====== Record extracts ======

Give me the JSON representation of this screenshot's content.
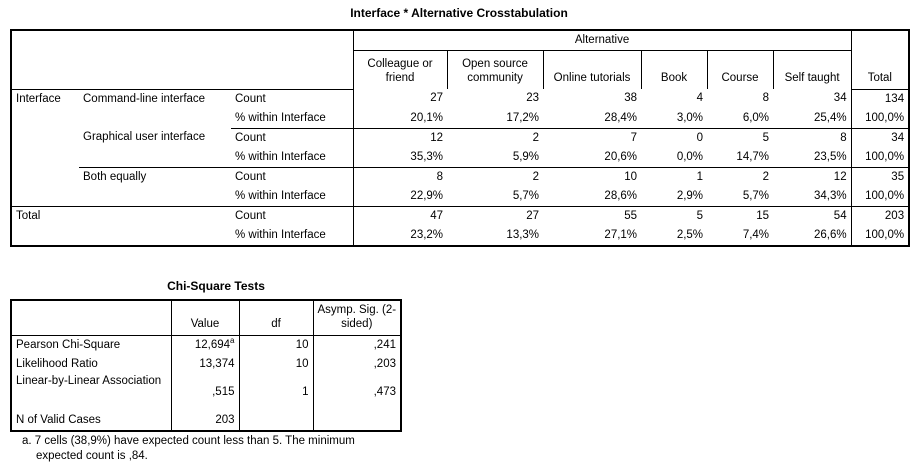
{
  "crosstab": {
    "title": "Interface * Alternative Crosstabulation",
    "col_group": "Alternative",
    "columns": [
      "Colleague or friend",
      "Open source community",
      "Online tutorials",
      "Book",
      "Course",
      "Self taught"
    ],
    "total_label": "Total",
    "row_var": "Interface",
    "rows": [
      {
        "label": "Command-line interface",
        "count": [
          "27",
          "23",
          "38",
          "4",
          "8",
          "34",
          "134"
        ],
        "pct": [
          "20,1%",
          "17,2%",
          "28,4%",
          "3,0%",
          "6,0%",
          "25,4%",
          "100,0%"
        ]
      },
      {
        "label": "Graphical user interface",
        "count": [
          "12",
          "2",
          "7",
          "0",
          "5",
          "8",
          "34"
        ],
        "pct": [
          "35,3%",
          "5,9%",
          "20,6%",
          "0,0%",
          "14,7%",
          "23,5%",
          "100,0%"
        ]
      },
      {
        "label": "Both equally",
        "count": [
          "8",
          "2",
          "10",
          "1",
          "2",
          "12",
          "35"
        ],
        "pct": [
          "22,9%",
          "5,7%",
          "28,6%",
          "2,9%",
          "5,7%",
          "34,3%",
          "100,0%"
        ]
      }
    ],
    "total_row": {
      "label": "Total",
      "count": [
        "47",
        "27",
        "55",
        "5",
        "15",
        "54",
        "203"
      ],
      "pct": [
        "23,2%",
        "13,3%",
        "27,1%",
        "2,5%",
        "7,4%",
        "26,6%",
        "100,0%"
      ]
    },
    "count_label": "Count",
    "pct_label": "% within Interface"
  },
  "chisq": {
    "title": "Chi-Square Tests",
    "headers": [
      "Value",
      "df",
      "Asymp. Sig. (2-sided)"
    ],
    "rows": [
      {
        "label": "Pearson Chi-Square",
        "value": "12,694",
        "sup": "a",
        "df": "10",
        "sig": ",241"
      },
      {
        "label": "Likelihood Ratio",
        "value": "13,374",
        "df": "10",
        "sig": ",203"
      },
      {
        "label": "Linear-by-Linear Association",
        "value": ",515",
        "df": "1",
        "sig": ",473"
      },
      {
        "label": "N of Valid Cases",
        "value": "203",
        "df": "",
        "sig": ""
      }
    ],
    "footnote_line1": "a. 7 cells (38,9%) have expected count less than 5. The minimum",
    "footnote_line2": "expected count is ,84."
  }
}
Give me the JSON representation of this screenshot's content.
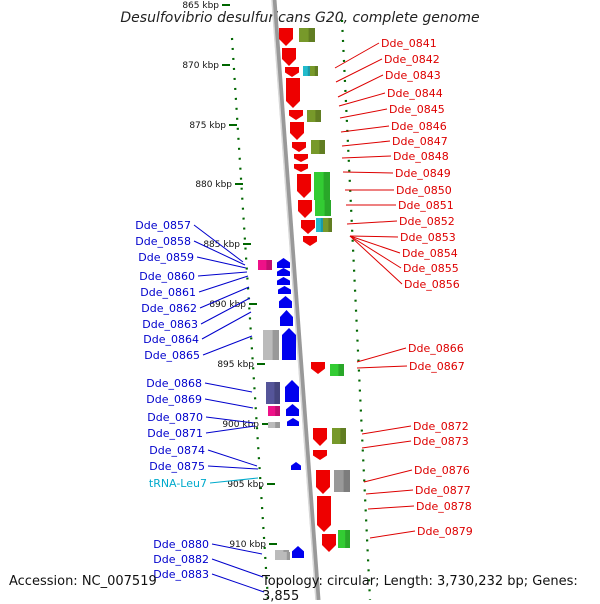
{
  "title": "Desulfovibrio desulfuricans G20, complete genome",
  "footer": {
    "accession": "Accession: NC_007519",
    "topology": "Topology: circular; Length: 3,730,232 bp; Genes: 3,855"
  },
  "colors": {
    "left_label": "#0000cc",
    "right_label": "#dd0000",
    "trna_label": "#00aacc",
    "backbone": "#888888",
    "tick": "#006600"
  },
  "scale_labels": [
    "865 kbp",
    "870 kbp",
    "875 kbp",
    "880 kbp",
    "885 kbp",
    "890 kbp",
    "895 kbp",
    "900 kbp",
    "905 kbp",
    "910 kbp"
  ],
  "left_genes": [
    "Dde_0857",
    "Dde_0858",
    "Dde_0859",
    "Dde_0860",
    "Dde_0861",
    "Dde_0862",
    "Dde_0863",
    "Dde_0864",
    "Dde_0865",
    "Dde_0868",
    "Dde_0869",
    "Dde_0870",
    "Dde_0871",
    "Dde_0874",
    "Dde_0875",
    "tRNA-Leu7",
    "Dde_0880",
    "Dde_0882",
    "Dde_0883"
  ],
  "right_genes": [
    "Dde_0841",
    "Dde_0842",
    "Dde_0843",
    "Dde_0844",
    "Dde_0845",
    "Dde_0846",
    "Dde_0847",
    "Dde_0848",
    "Dde_0849",
    "Dde_0850",
    "Dde_0851",
    "Dde_0852",
    "Dde_0853",
    "Dde_0854",
    "Dde_0855",
    "Dde_0856",
    "Dde_0866",
    "Dde_0867",
    "Dde_0872",
    "Dde_0873",
    "Dde_0876",
    "Dde_0877",
    "Dde_0878",
    "Dde_0879"
  ]
}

======

Requirement =
All records above are to be printed exactly, minus the pictures they contain.

Completed exercise =
Give me the JSON representation of this screenshot's content.
{
  "crosstab": {
    "title": "Interface * Alternative Crosstabulation",
    "col_group": "Alternative",
    "columns": [
      "Colleague or friend",
      "Open source community",
      "Online tutorials",
      "Book",
      "Course",
      "Self taught"
    ],
    "total_label": "Total",
    "row_var": "Interface",
    "rows": [
      {
        "label": "Command-line interface",
        "count": [
          "27",
          "23",
          "38",
          "4",
          "8",
          "34",
          "134"
        ],
        "pct": [
          "20,1%",
          "17,2%",
          "28,4%",
          "3,0%",
          "6,0%",
          "25,4%",
          "100,0%"
        ]
      },
      {
        "label": "Graphical user interface",
        "count": [
          "12",
          "2",
          "7",
          "0",
          "5",
          "8",
          "34"
        ],
        "pct": [
          "35,3%",
          "5,9%",
          "20,6%",
          "0,0%",
          "14,7%",
          "23,5%",
          "100,0%"
        ]
      },
      {
        "label": "Both equally",
        "count": [
          "8",
          "2",
          "10",
          "1",
          "2",
          "12",
          "35"
        ],
        "pct": [
          "22,9%",
          "5,7%",
          "28,6%",
          "2,9%",
          "5,7%",
          "34,3%",
          "100,0%"
        ]
      }
    ],
    "total_row": {
      "label": "Total",
      "count": [
        "47",
        "27",
        "55",
        "5",
        "15",
        "54",
        "203"
      ],
      "pct": [
        "23,2%",
        "13,3%",
        "27,1%",
        "2,5%",
        "7,4%",
        "26,6%",
        "100,0%"
      ]
    },
    "count_label": "Count",
    "pct_label": "% within Interface"
  },
  "chisq": {
    "title": "Chi-Square Tests",
    "headers": [
      "Value",
      "df",
      "Asymp. Sig. (2-sided)"
    ],
    "rows": [
      {
        "label": "Pearson Chi-Square",
        "value": "12,694",
        "sup": "a",
        "df": "10",
        "sig": ",241"
      },
      {
        "label": "Likelihood Ratio",
        "value": "13,374",
        "df": "10",
        "sig": ",203"
      },
      {
        "label": "Linear-by-Linear Association",
        "value": ",515",
        "df": "1",
        "sig": ",473"
      },
      {
        "label": "N of Valid Cases",
        "value": "203",
        "df": "",
        "sig": ""
      }
    ],
    "footnote_line1": "a. 7 cells (38,9%) have expected count less than 5. The minimum",
    "footnote_line2": "expected count is ,84."
  }
}
Give me the JSON representation of this screenshot's content.
{
  "title": "Desulfovibrio desulfuricans G20, complete genome",
  "footer": {
    "accession": "Accession: NC_007519",
    "topology": "Topology: circular; Length: 3,730,232 bp; Genes: 3,855"
  },
  "colors": {
    "left_label": "#0000cc",
    "right_label": "#dd0000",
    "trna_label": "#00aacc",
    "backbone": "#888888",
    "tick": "#006600"
  },
  "scale_labels": [
    "865 kbp",
    "870 kbp",
    "875 kbp",
    "880 kbp",
    "885 kbp",
    "890 kbp",
    "895 kbp",
    "900 kbp",
    "905 kbp",
    "910 kbp"
  ],
  "left_genes": [
    "Dde_0857",
    "Dde_0858",
    "Dde_0859",
    "Dde_0860",
    "Dde_0861",
    "Dde_0862",
    "Dde_0863",
    "Dde_0864",
    "Dde_0865",
    "Dde_0868",
    "Dde_0869",
    "Dde_0870",
    "Dde_0871",
    "Dde_0874",
    "Dde_0875",
    "tRNA-Leu7",
    "Dde_0880",
    "Dde_0882",
    "Dde_0883"
  ],
  "right_genes": [
    "Dde_0841",
    "Dde_0842",
    "Dde_0843",
    "Dde_0844",
    "Dde_0845",
    "Dde_0846",
    "Dde_0847",
    "Dde_0848",
    "Dde_0849",
    "Dde_0850",
    "Dde_0851",
    "Dde_0852",
    "Dde_0853",
    "Dde_0854",
    "Dde_0855",
    "Dde_0856",
    "Dde_0866",
    "Dde_0867",
    "Dde_0872",
    "Dde_0873",
    "Dde_0876",
    "Dde_0877",
    "Dde_0878",
    "Dde_0879"
  ]
}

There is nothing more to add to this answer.